> _Extracted data entries_
━━━━━━━━━━━━━━━━━━━━
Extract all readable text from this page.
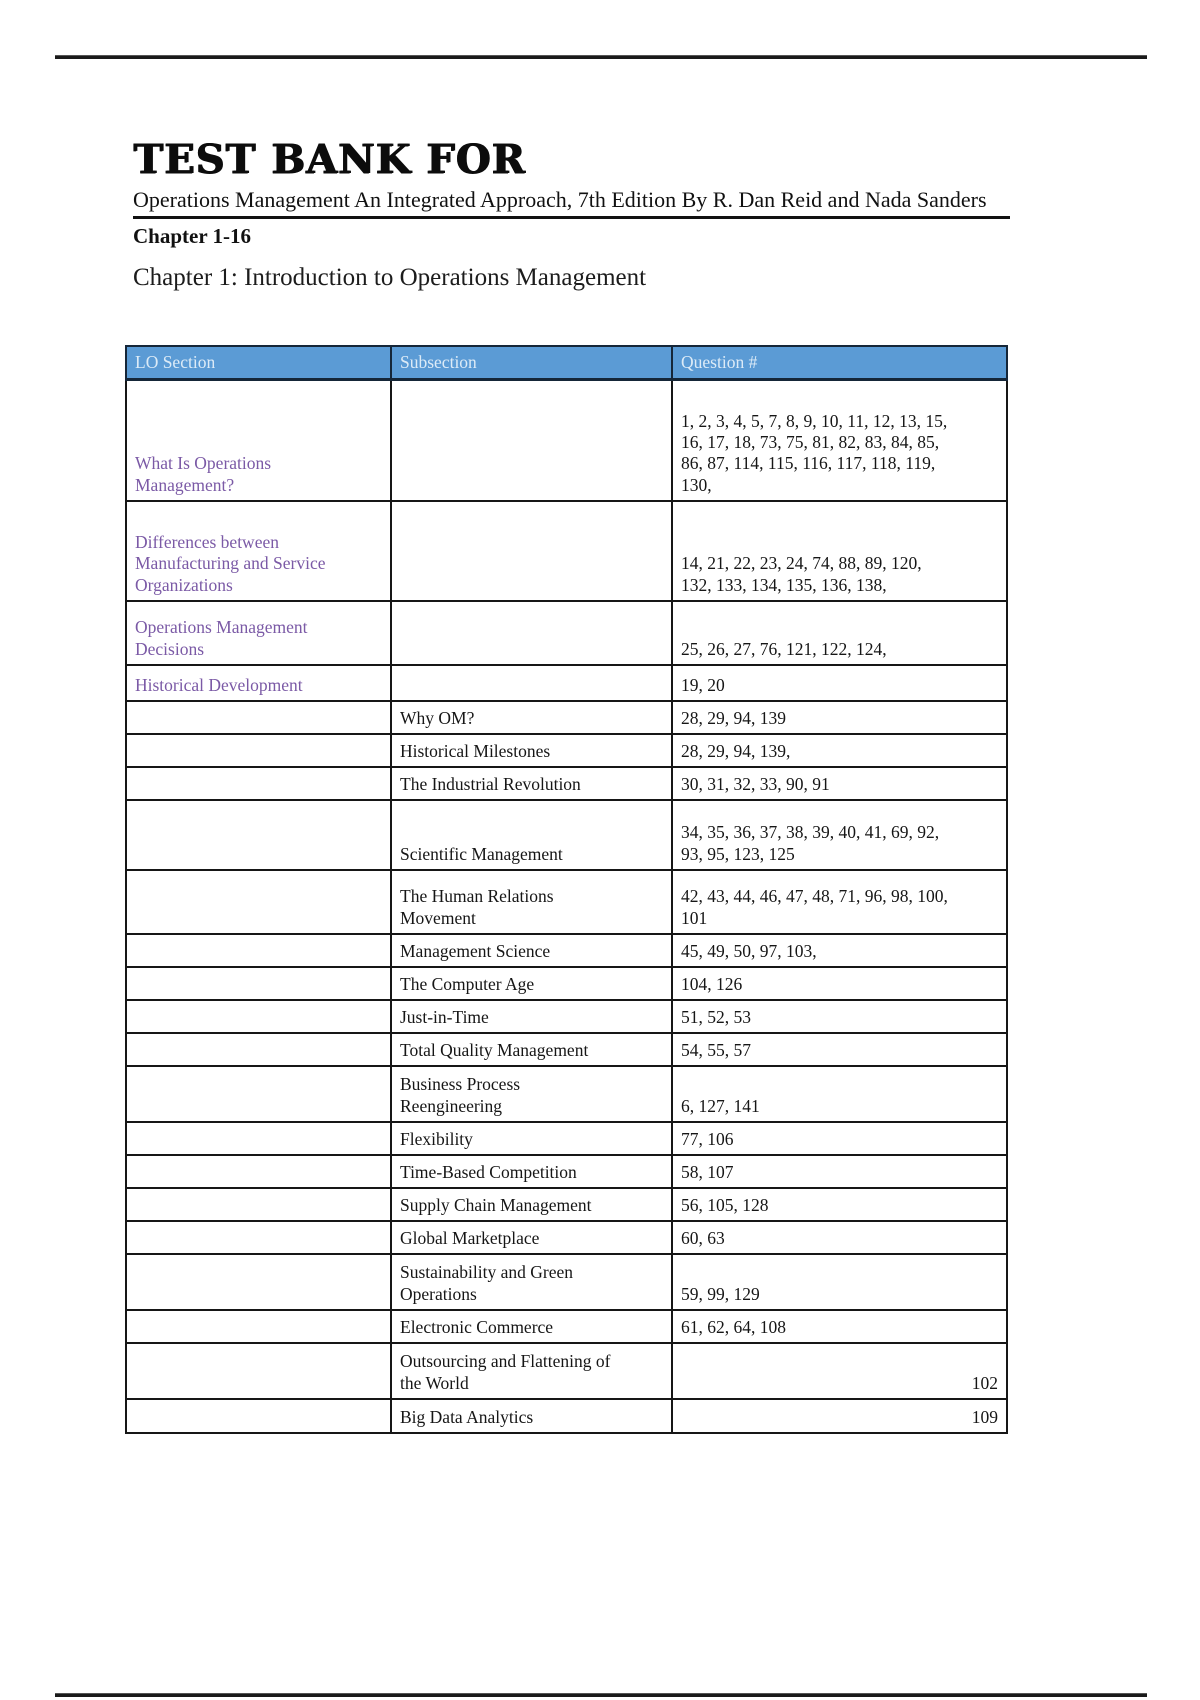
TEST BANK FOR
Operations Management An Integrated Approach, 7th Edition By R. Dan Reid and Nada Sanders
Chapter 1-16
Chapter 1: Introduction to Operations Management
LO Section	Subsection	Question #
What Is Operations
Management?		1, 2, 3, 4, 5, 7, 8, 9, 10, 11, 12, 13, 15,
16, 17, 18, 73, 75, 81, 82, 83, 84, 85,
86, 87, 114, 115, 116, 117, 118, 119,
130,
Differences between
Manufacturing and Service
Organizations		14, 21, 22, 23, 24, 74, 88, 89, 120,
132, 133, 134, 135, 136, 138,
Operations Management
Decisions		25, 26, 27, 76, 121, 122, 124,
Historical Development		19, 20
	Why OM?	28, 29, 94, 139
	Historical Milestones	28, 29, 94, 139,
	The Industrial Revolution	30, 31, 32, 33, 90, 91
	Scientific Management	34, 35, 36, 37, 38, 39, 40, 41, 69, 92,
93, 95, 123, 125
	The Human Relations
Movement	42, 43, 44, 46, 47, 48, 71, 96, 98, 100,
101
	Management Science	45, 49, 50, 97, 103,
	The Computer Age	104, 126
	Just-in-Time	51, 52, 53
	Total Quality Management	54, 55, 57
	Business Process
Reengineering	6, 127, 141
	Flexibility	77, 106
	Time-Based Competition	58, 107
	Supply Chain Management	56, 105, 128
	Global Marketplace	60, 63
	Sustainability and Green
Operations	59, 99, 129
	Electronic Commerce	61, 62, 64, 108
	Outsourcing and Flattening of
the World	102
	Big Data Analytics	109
━━━━━━━━━━━━━━━━━━━━
> _WHAT THE TASK REQUIRES_
Return the entries unchanged, save for the pictures, which do not belong in the copy.

> _WRITTEN SOLUTION_
Extract all readable text from this page.
TEST BANK FOR
Operations Management An Integrated Approach, 7th Edition By R. Dan Reid and Nada Sanders
Chapter 1-16
Chapter 1: Introduction to Operations Management
LO Section	Subsection	Question #
What Is Operations
Management?		1, 2, 3, 4, 5, 7, 8, 9, 10, 11, 12, 13, 15,
16, 17, 18, 73, 75, 81, 82, 83, 84, 85,
86, 87, 114, 115, 116, 117, 118, 119,
130,
Differences between
Manufacturing and Service
Organizations		14, 21, 22, 23, 24, 74, 88, 89, 120,
132, 133, 134, 135, 136, 138,
Operations Management
Decisions		25, 26, 27, 76, 121, 122, 124,
Historical Development		19, 20
	Why OM?	28, 29, 94, 139
	Historical Milestones	28, 29, 94, 139,
	The Industrial Revolution	30, 31, 32, 33, 90, 91
	Scientific Management	34, 35, 36, 37, 38, 39, 40, 41, 69, 92,
93, 95, 123, 125
	The Human Relations
Movement	42, 43, 44, 46, 47, 48, 71, 96, 98, 100,
101
	Management Science	45, 49, 50, 97, 103,
	The Computer Age	104, 126
	Just-in-Time	51, 52, 53
	Total Quality Management	54, 55, 57
	Business Process
Reengineering	6, 127, 141
	Flexibility	77, 106
	Time-Based Competition	58, 107
	Supply Chain Management	56, 105, 128
	Global Marketplace	60, 63
	Sustainability and Green
Operations	59, 99, 129
	Electronic Commerce	61, 62, 64, 108
	Outsourcing and Flattening of
the World	102
	Big Data Analytics	109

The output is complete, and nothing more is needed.